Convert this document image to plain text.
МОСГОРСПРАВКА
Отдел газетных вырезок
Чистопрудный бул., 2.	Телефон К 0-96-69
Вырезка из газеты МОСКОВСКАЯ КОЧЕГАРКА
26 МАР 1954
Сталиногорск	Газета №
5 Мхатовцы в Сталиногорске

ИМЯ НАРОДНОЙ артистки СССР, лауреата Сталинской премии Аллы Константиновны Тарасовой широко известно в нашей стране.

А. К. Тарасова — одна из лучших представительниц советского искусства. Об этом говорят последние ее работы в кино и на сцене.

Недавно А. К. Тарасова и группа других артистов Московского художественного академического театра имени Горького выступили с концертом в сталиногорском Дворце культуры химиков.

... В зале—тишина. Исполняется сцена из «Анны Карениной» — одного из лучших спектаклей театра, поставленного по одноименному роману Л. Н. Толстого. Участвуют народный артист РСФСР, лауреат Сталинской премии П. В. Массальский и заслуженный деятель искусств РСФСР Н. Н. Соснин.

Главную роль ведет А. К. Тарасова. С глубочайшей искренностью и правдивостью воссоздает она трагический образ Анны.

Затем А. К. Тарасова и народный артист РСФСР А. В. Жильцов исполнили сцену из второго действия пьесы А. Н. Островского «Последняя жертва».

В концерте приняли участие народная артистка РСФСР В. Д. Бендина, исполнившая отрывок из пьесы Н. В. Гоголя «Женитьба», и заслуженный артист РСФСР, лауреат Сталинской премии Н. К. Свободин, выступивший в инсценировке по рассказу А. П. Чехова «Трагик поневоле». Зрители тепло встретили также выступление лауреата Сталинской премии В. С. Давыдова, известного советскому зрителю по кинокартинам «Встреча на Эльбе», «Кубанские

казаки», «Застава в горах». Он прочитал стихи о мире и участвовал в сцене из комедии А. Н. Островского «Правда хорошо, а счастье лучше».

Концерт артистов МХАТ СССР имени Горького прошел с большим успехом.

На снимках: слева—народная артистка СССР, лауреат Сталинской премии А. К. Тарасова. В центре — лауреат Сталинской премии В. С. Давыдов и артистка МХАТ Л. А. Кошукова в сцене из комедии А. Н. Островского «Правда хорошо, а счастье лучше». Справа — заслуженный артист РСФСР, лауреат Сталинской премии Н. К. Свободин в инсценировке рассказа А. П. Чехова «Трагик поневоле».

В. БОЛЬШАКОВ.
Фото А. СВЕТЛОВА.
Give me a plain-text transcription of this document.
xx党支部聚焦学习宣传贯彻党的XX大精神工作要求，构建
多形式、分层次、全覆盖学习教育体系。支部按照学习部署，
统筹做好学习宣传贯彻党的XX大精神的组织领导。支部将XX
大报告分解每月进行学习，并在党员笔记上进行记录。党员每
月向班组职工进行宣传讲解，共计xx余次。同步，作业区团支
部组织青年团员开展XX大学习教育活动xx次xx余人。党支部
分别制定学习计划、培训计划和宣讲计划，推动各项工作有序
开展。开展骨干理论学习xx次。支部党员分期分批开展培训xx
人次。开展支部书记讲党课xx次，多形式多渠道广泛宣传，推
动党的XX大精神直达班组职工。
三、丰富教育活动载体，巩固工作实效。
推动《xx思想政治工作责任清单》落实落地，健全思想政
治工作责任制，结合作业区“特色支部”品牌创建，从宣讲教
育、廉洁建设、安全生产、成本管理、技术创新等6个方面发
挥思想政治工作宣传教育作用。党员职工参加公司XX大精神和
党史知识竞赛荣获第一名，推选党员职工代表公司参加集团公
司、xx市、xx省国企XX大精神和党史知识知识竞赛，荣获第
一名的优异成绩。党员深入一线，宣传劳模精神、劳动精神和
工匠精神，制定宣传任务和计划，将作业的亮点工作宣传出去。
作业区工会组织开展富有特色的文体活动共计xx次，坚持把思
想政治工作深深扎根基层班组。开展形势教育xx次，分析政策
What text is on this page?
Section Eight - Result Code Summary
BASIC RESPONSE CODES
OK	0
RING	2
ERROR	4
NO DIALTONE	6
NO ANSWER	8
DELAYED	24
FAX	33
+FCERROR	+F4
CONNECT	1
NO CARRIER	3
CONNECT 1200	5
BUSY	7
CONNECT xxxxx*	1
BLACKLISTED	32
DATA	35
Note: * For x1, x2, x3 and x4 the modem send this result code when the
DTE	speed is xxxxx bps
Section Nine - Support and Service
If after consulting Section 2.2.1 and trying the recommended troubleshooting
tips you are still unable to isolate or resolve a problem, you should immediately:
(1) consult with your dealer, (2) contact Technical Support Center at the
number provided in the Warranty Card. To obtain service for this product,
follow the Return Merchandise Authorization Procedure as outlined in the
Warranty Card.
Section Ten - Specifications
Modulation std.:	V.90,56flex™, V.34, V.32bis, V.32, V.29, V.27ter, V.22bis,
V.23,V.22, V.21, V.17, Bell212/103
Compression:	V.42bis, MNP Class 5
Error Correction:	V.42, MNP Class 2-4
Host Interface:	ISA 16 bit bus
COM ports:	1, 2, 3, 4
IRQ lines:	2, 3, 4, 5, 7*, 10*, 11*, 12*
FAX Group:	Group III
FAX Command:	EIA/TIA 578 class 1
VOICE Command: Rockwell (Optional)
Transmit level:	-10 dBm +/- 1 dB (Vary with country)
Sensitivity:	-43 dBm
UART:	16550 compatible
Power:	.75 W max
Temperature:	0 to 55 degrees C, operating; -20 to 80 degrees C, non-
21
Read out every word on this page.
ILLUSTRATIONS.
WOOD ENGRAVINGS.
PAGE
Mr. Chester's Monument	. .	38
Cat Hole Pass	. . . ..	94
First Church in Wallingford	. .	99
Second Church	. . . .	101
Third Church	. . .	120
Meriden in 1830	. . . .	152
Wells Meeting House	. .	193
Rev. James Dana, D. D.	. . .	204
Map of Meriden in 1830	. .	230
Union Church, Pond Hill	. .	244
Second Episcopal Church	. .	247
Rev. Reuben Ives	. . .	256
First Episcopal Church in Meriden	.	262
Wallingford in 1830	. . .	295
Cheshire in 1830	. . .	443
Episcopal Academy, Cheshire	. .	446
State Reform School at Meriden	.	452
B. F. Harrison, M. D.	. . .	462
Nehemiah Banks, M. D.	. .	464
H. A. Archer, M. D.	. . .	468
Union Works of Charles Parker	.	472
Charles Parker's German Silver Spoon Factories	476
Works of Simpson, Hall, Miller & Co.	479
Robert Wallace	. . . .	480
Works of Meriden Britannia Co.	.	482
---
• THE EXERCISE
Pick out the lines that contain "Support" and copy them.

• RESULT FOR THIS EXERCISE
Section Nine - Support and Service
(1) consult with your dealer, (2) contact Technical Support Center at the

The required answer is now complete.